Raw records
* BEGIN *

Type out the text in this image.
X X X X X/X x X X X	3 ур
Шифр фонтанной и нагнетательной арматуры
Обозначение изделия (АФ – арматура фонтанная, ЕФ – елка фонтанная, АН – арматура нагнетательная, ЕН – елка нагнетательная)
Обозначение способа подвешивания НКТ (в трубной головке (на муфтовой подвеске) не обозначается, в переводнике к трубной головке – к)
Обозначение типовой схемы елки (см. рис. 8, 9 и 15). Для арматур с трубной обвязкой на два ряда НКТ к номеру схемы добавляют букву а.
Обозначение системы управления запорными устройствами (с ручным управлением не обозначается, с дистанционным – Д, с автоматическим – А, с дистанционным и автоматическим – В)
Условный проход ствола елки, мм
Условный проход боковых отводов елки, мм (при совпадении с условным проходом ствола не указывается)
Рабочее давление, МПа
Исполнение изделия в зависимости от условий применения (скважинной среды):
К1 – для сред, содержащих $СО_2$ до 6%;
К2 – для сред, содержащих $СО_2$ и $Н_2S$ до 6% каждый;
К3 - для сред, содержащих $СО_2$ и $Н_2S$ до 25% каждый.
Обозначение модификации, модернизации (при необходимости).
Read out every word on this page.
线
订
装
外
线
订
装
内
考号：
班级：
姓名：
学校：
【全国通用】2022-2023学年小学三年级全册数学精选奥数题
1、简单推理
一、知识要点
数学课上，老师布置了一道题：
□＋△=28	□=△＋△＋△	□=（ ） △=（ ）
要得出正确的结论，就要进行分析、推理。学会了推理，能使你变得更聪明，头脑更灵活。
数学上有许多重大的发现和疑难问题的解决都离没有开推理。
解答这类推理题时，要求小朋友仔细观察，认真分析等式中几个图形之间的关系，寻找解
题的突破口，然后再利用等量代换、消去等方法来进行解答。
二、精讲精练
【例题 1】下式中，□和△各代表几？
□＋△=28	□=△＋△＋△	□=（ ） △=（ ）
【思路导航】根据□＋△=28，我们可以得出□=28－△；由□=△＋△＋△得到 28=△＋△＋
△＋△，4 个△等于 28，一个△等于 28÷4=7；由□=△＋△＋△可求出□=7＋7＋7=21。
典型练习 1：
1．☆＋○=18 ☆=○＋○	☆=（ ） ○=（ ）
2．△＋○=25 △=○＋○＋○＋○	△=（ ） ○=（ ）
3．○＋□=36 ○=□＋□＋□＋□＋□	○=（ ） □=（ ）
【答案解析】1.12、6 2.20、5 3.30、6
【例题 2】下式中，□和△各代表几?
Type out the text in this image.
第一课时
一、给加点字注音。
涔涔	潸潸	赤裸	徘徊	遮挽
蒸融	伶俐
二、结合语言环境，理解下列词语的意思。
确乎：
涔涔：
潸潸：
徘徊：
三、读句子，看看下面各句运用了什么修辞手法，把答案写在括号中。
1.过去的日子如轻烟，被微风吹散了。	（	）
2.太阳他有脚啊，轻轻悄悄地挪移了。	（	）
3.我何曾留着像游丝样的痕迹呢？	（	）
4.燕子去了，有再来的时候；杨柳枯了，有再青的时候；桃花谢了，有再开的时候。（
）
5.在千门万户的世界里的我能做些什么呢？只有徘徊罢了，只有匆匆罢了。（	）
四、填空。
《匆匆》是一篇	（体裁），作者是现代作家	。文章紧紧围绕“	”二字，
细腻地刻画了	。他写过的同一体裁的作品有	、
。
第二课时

* END *

From the data above, copy each line that has the string "содержащих".

Complete output >>
К1 – для сред, содержащих $СО_2$ до 6%;
К2 – для сред, содержащих $СО_2$ и $Н_2S$ до 6% каждый;
К3 - для сред, содержащих $СО_2$ и $Н_2S$ до 25% каждый.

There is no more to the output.